**DESCRIPTION OF THE TASK**
Review the material line by line. Identify and copy every line that contains the string "不对外开放".

**MATERIAL FOR THIS TASK**
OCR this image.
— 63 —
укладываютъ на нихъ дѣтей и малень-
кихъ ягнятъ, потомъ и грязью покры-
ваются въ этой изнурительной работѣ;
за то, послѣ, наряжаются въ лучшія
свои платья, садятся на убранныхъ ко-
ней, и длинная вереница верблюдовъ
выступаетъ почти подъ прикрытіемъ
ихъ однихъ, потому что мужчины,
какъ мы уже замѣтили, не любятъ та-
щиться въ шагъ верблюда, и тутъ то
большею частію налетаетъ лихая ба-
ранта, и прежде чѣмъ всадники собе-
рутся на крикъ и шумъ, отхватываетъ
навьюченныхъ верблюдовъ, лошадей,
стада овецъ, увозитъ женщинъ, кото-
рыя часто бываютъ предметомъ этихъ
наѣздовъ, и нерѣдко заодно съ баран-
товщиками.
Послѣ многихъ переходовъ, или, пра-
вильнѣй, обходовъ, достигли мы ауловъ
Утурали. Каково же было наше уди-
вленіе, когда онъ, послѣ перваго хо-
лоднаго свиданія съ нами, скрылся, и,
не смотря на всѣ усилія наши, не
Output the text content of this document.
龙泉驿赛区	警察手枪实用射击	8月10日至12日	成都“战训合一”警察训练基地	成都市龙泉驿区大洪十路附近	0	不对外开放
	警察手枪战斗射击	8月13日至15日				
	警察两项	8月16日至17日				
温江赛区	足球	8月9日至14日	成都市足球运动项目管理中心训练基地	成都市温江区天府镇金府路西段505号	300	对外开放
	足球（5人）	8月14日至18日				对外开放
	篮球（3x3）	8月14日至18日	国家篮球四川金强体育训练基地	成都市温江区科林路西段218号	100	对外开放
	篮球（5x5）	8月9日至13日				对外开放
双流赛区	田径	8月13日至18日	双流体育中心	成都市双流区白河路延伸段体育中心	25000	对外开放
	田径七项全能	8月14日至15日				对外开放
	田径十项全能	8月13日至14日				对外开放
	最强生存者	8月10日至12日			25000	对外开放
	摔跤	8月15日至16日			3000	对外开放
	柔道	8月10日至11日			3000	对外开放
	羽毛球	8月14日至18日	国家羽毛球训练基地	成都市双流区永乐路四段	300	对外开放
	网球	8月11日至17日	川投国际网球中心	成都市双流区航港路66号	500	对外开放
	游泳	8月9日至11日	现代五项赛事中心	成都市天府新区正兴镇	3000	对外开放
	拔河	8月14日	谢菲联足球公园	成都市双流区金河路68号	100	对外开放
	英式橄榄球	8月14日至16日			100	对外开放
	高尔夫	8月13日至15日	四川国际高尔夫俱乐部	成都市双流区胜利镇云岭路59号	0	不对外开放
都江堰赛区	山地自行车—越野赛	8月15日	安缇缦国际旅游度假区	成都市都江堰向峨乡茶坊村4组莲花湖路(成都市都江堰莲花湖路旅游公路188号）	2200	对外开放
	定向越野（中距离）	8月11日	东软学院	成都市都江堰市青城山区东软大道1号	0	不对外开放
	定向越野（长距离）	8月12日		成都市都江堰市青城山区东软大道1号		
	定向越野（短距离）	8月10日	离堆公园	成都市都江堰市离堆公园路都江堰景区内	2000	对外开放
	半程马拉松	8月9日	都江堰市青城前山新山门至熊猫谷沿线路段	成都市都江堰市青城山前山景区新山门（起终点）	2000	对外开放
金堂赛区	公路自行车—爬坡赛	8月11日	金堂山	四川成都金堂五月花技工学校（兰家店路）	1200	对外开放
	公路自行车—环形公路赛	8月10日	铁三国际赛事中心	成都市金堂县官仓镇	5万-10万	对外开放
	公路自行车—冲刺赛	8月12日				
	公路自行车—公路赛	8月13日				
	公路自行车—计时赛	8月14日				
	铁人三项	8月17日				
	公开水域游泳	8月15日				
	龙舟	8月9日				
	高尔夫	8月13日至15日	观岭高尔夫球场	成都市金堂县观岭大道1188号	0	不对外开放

**REPLY TO THE TASK**
龙泉驿赛区	警察手枪实用射击	8月10日至12日	成都“战训合一”警察训练基地	成都市龙泉驿区大洪十路附近	0	不对外开放
	高尔夫	8月13日至15日	四川国际高尔夫俱乐部	成都市双流区胜利镇云岭路59号	0	不对外开放
	定向越野（中距离）	8月11日	东软学院	成都市都江堰市青城山区东软大道1号	0	不对外开放
	高尔夫	8月13日至15日	观岭高尔夫球场	成都市金堂县观岭大道1188号	0	不对外开放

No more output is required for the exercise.